╭──
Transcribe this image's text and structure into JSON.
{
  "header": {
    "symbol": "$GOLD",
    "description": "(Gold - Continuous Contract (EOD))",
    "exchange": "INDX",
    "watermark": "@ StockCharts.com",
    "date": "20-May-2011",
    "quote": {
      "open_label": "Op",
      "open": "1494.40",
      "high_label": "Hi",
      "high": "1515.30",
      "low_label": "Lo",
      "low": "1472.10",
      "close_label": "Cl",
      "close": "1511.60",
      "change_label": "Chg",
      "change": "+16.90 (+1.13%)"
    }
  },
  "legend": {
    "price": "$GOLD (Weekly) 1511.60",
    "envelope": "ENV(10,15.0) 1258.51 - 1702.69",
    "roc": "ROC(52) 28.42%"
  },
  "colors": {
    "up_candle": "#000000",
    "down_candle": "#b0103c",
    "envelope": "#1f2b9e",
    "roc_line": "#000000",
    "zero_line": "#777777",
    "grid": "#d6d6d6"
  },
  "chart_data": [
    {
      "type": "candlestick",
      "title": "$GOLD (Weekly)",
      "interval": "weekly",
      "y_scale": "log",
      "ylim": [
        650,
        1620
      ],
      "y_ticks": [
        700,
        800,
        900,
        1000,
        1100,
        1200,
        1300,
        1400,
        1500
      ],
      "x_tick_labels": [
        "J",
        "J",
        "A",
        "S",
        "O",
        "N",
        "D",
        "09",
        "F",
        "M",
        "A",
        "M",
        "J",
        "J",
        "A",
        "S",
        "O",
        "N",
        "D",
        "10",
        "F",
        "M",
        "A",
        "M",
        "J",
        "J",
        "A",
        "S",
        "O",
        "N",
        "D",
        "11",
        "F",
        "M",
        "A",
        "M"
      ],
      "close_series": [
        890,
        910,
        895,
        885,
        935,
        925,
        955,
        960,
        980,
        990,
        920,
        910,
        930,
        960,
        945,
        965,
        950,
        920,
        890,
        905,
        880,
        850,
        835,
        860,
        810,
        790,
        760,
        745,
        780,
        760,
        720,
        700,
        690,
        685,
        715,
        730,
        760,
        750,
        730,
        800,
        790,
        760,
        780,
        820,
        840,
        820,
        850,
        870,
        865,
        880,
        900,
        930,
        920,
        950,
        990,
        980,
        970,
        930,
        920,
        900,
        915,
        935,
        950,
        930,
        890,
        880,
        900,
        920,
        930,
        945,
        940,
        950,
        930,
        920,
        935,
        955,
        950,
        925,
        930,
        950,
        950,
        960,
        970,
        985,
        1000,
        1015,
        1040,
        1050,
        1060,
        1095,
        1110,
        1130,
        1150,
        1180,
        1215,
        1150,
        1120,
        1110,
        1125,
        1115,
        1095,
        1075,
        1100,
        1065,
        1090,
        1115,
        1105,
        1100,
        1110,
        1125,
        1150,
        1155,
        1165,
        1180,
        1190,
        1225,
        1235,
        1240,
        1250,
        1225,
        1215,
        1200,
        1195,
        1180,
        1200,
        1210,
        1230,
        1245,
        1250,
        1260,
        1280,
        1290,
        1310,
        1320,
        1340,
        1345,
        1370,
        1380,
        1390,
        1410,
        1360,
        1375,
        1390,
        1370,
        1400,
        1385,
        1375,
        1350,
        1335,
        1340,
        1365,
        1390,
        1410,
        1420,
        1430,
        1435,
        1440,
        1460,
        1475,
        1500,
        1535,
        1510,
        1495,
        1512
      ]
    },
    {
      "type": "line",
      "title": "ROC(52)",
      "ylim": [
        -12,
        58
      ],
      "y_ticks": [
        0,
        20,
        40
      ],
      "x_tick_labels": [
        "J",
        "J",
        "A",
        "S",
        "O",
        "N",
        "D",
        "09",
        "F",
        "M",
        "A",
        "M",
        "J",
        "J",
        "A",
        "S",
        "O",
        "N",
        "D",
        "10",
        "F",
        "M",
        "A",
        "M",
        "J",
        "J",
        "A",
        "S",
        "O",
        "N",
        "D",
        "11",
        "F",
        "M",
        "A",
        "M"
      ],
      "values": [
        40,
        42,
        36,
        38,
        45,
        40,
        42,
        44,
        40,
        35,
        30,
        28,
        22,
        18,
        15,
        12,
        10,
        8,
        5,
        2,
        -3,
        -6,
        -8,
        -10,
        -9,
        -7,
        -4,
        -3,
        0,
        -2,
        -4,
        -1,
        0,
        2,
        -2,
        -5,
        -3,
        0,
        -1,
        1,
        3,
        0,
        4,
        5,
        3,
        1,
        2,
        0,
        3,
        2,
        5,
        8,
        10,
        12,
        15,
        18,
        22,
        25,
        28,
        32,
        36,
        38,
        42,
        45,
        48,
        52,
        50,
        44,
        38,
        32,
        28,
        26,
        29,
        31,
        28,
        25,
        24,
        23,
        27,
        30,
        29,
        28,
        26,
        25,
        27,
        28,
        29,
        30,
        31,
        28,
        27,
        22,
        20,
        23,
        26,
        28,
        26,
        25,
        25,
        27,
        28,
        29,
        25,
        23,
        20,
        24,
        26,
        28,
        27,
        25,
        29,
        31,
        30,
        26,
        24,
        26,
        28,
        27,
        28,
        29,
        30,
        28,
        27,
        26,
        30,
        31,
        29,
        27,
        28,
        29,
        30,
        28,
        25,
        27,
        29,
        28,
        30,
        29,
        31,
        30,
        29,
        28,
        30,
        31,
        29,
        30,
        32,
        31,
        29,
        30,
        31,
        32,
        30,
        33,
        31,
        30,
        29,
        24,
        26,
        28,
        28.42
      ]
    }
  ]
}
╰──
▶ _EXERCISE TASK_: Restate the records, all of them, precisely as written.

▶ _WRITTEN ANSWER_:
Transcribe this image's text and structure into JSON.
{
  "header": {
    "symbol": "$GOLD",
    "description": "(Gold - Continuous Contract (EOD))",
    "exchange": "INDX",
    "watermark": "@ StockCharts.com",
    "date": "20-May-2011",
    "quote": {
      "open_label": "Op",
      "open": "1494.40",
      "high_label": "Hi",
      "high": "1515.30",
      "low_label": "Lo",
      "low": "1472.10",
      "close_label": "Cl",
      "close": "1511.60",
      "change_label": "Chg",
      "change": "+16.90 (+1.13%)"
    }
  },
  "legend": {
    "price": "$GOLD (Weekly) 1511.60",
    "envelope": "ENV(10,15.0) 1258.51 - 1702.69",
    "roc": "ROC(52) 28.42%"
  },
  "colors": {
    "up_candle": "#000000",
    "down_candle": "#b0103c",
    "envelope": "#1f2b9e",
    "roc_line": "#000000",
    "zero_line": "#777777",
    "grid": "#d6d6d6"
  },
  "chart_data": [
    {
      "type": "candlestick",
      "title": "$GOLD (Weekly)",
      "interval": "weekly",
      "y_scale": "log",
      "ylim": [
        650,
        1620
      ],
      "y_ticks": [
        700,
        800,
        900,
        1000,
        1100,
        1200,
        1300,
        1400,
        1500
      ],
      "x_tick_labels": [
        "J",
        "J",
        "A",
        "S",
        "O",
        "N",
        "D",
        "09",
        "F",
        "M",
        "A",
        "M",
        "J",
        "J",
        "A",
        "S",
        "O",
        "N",
        "D",
        "10",
        "F",
        "M",
        "A",
        "M",
        "J",
        "J",
        "A",
        "S",
        "O",
        "N",
        "D",
        "11",
        "F",
        "M",
        "A",
        "M"
      ],
      "close_series": [
        890,
        910,
        895,
        885,
        935,
        925,
        955,
        960,
        980,
        990,
        920,
        910,
        930,
        960,
        945,
        965,
        950,
        920,
        890,
        905,
        880,
        850,
        835,
        860,
        810,
        790,
        760,
        745,
        780,
        760,
        720,
        700,
        690,
        685,
        715,
        730,
        760,
        750,
        730,
        800,
        790,
        760,
        780,
        820,
        840,
        820,
        850,
        870,
        865,
        880,
        900,
        930,
        920,
        950,
        990,
        980,
        970,
        930,
        920,
        900,
        915,
        935,
        950,
        930,
        890,
        880,
        900,
        920,
        930,
        945,
        940,
        950,
        930,
        920,
        935,
        955,
        950,
        925,
        930,
        950,
        950,
        960,
        970,
        985,
        1000,
        1015,
        1040,
        1050,
        1060,
        1095,
        1110,
        1130,
        1150,
        1180,
        1215,
        1150,
        1120,
        1110,
        1125,
        1115,
        1095,
        1075,
        1100,
        1065,
        1090,
        1115,
        1105,
        1100,
        1110,
        1125,
        1150,
        1155,
        1165,
        1180,
        1190,
        1225,
        1235,
        1240,
        1250,
        1225,
        1215,
        1200,
        1195,
        1180,
        1200,
        1210,
        1230,
        1245,
        1250,
        1260,
        1280,
        1290,
        1310,
        1320,
        1340,
        1345,
        1370,
        1380,
        1390,
        1410,
        1360,
        1375,
        1390,
        1370,
        1400,
        1385,
        1375,
        1350,
        1335,
        1340,
        1365,
        1390,
        1410,
        1420,
        1430,
        1435,
        1440,
        1460,
        1475,
        1500,
        1535,
        1510,
        1495,
        1512
      ]
    },
    {
      "type": "line",
      "title": "ROC(52)",
      "ylim": [
        -12,
        58
      ],
      "y_ticks": [
        0,
        20,
        40
      ],
      "x_tick_labels": [
        "J",
        "J",
        "A",
        "S",
        "O",
        "N",
        "D",
        "09",
        "F",
        "M",
        "A",
        "M",
        "J",
        "J",
        "A",
        "S",
        "O",
        "N",
        "D",
        "10",
        "F",
        "M",
        "A",
        "M",
        "J",
        "J",
        "A",
        "S",
        "O",
        "N",
        "D",
        "11",
        "F",
        "M",
        "A",
        "M"
      ],
      "values": [
        40,
        42,
        36,
        38,
        45,
        40,
        42,
        44,
        40,
        35,
        30,
        28,
        22,
        18,
        15,
        12,
        10,
        8,
        5,
        2,
        -3,
        -6,
        -8,
        -10,
        -9,
        -7,
        -4,
        -3,
        0,
        -2,
        -4,
        -1,
        0,
        2,
        -2,
        -5,
        -3,
        0,
        -1,
        1,
        3,
        0,
        4,
        5,
        3,
        1,
        2,
        0,
        3,
        2,
        5,
        8,
        10,
        12,
        15,
        18,
        22,
        25,
        28,
        32,
        36,
        38,
        42,
        45,
        48,
        52,
        50,
        44,
        38,
        32,
        28,
        26,
        29,
        31,
        28,
        25,
        24,
        23,
        27,
        30,
        29,
        28,
        26,
        25,
        27,
        28,
        29,
        30,
        31,
        28,
        27,
        22,
        20,
        23,
        26,
        28,
        26,
        25,
        25,
        27,
        28,
        29,
        25,
        23,
        20,
        24,
        26,
        28,
        27,
        25,
        29,
        31,
        30,
        26,
        24,
        26,
        28,
        27,
        28,
        29,
        30,
        28,
        27,
        26,
        30,
        31,
        29,
        27,
        28,
        29,
        30,
        28,
        25,
        27,
        29,
        28,
        30,
        29,
        31,
        30,
        29,
        28,
        30,
        31,
        29,
        30,
        32,
        31,
        29,
        30,
        31,
        32,
        30,
        33,
        31,
        30,
        29,
        24,
        26,
        28,
        28.42
      ]
    }
  ]
}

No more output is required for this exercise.